Extracted records
┌──
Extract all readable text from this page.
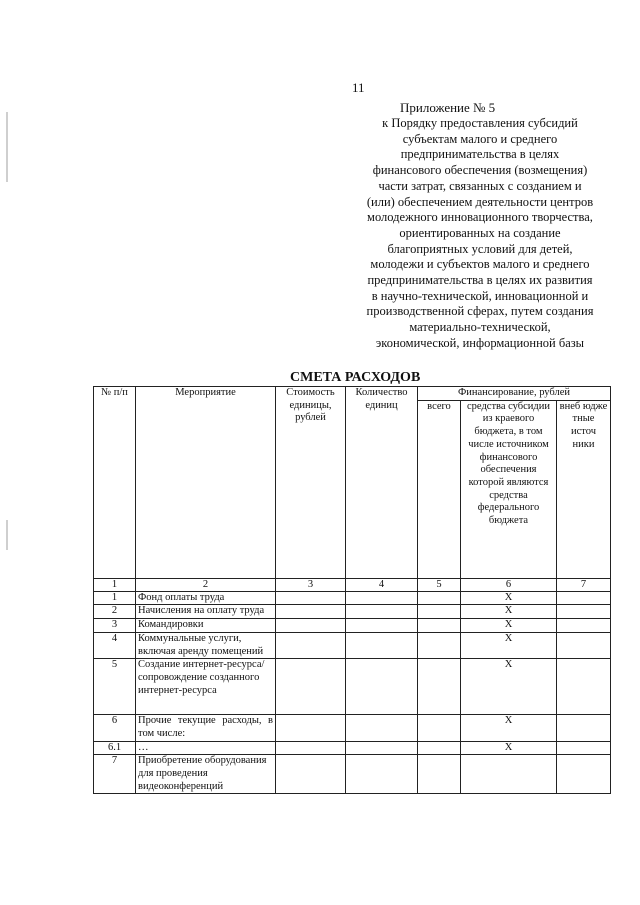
11
Приложение № 5
к Порядку предоставления субсидий
субъектам малого и среднего
предпринимательства в целях
финансового обеспечения (возмещения)
части затрат, связанных с созданием и
(или) обеспечением деятельности центров
молодежного инновационного творчества,
ориентированных на создание
благоприятных условий для детей,
молодежи и субъектов малого и среднего
предпринимательства в целях их развития
в научно-технической, инновационной и
производственной сферах, путем создания
материально-технической,
экономической, информационной базы
СМЕТА РАСХОДОВ
№ п/п	Мероприятие	Стоимость единицы, рублей	Количество единиц	Финансирование, рублей		
				всего	средства субсидии из краевого бюджета, в том числе источником финансового обеспечения которой являются средства федерального бюджета	внеб юдже тные источ ники
1	2	3	4	5	6	7
1	Фонд оплаты труда				X	
2	Начисления на оплату труда				X	
3	Командировки				X	
4	Коммунальные услуги, включая аренду помещений				X	
5	Создание интернет-ресурса/сопровождение созданного интернет-ресурса				X	
6	Прочие текущие расходы, в том числе:				X	
6.1	…				X	
7	Приобретение оборудования для проведения видеоконференций					
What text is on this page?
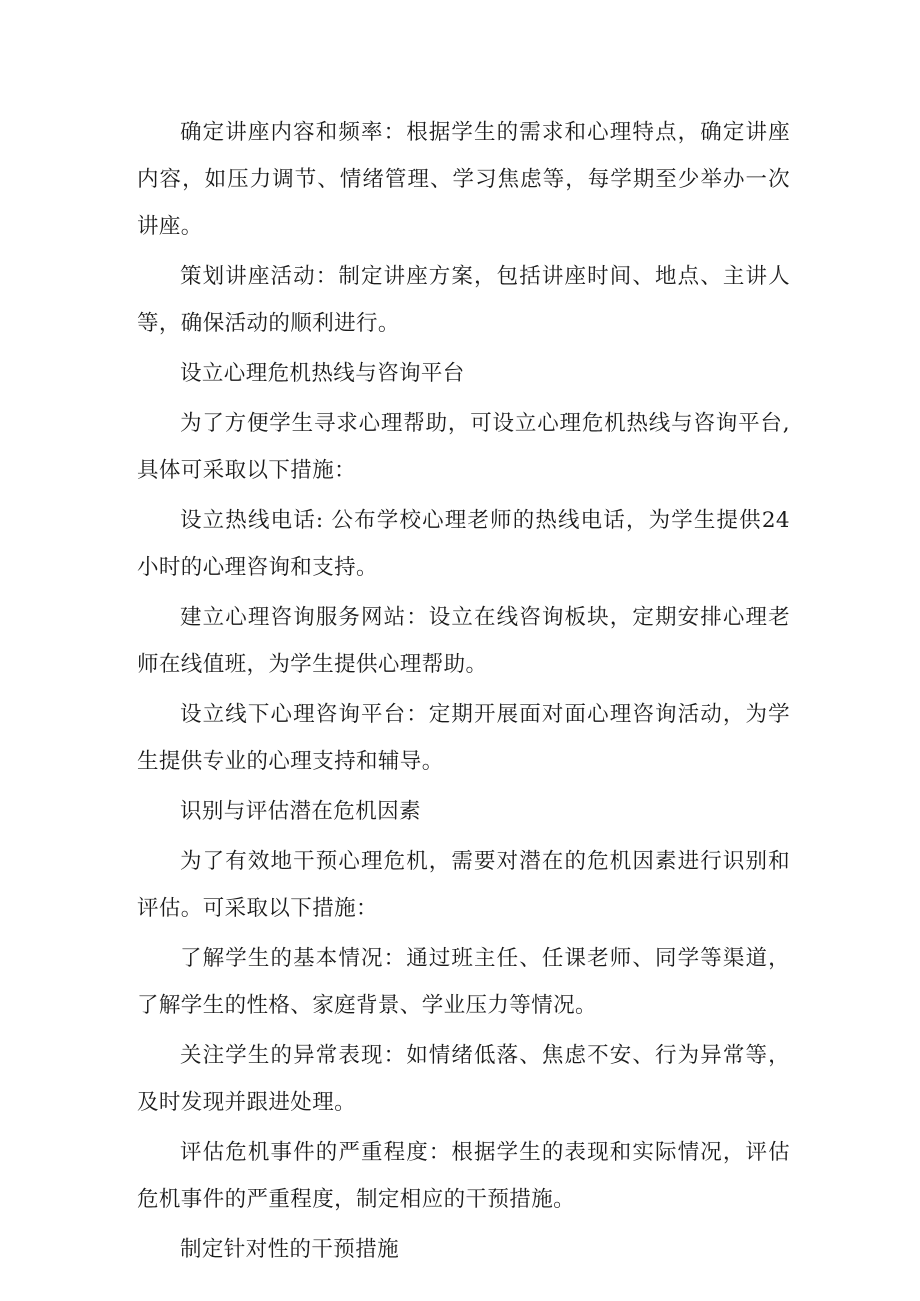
确定讲座内容和频率：根据学生的需求和心理特点，确定讲座内容，如压力调节、情绪管理、学习焦虑等，每学期至少举办一次讲座。

策划讲座活动：制定讲座方案，包括讲座时间、地点、主讲人等，确保活动的顺利进行。

设立心理危机热线与咨询平台

为了方便学生寻求心理帮助，可设立心理危机热线与咨询平台,具体可采取以下措施：

设立热线电话: 公布学校心理老师的热线电话，为学生提供24小时的心理咨询和支持。

建立心理咨询服务网站：设立在线咨询板块，定期安排心理老师在线值班，为学生提供心理帮助。

设立线下心理咨询平台：定期开展面对面心理咨询活动，为学生提供专业的心理支持和辅导。

识别与评估潜在危机因素

为了有效地干预心理危机，需要对潜在的危机因素进行识别和评估。可采取以下措施：

了解学生的基本情况：通过班主任、任课老师、同学等渠道，了解学生的性格、家庭背景、学业压力等情况。

关注学生的异常表现：如情绪低落、焦虑不安、行为异常等，及时发现并跟进处理。

评估危机事件的严重程度：根据学生的表现和实际情况，评估危机事件的严重程度，制定相应的干预措施。

制定针对性的干预措施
└──
— GIVEN PROBLEM —
Return each line of the listing that holds the string "page".

— FINISHED ANSWER —
Extract all readable text from this page.
What text is on this page?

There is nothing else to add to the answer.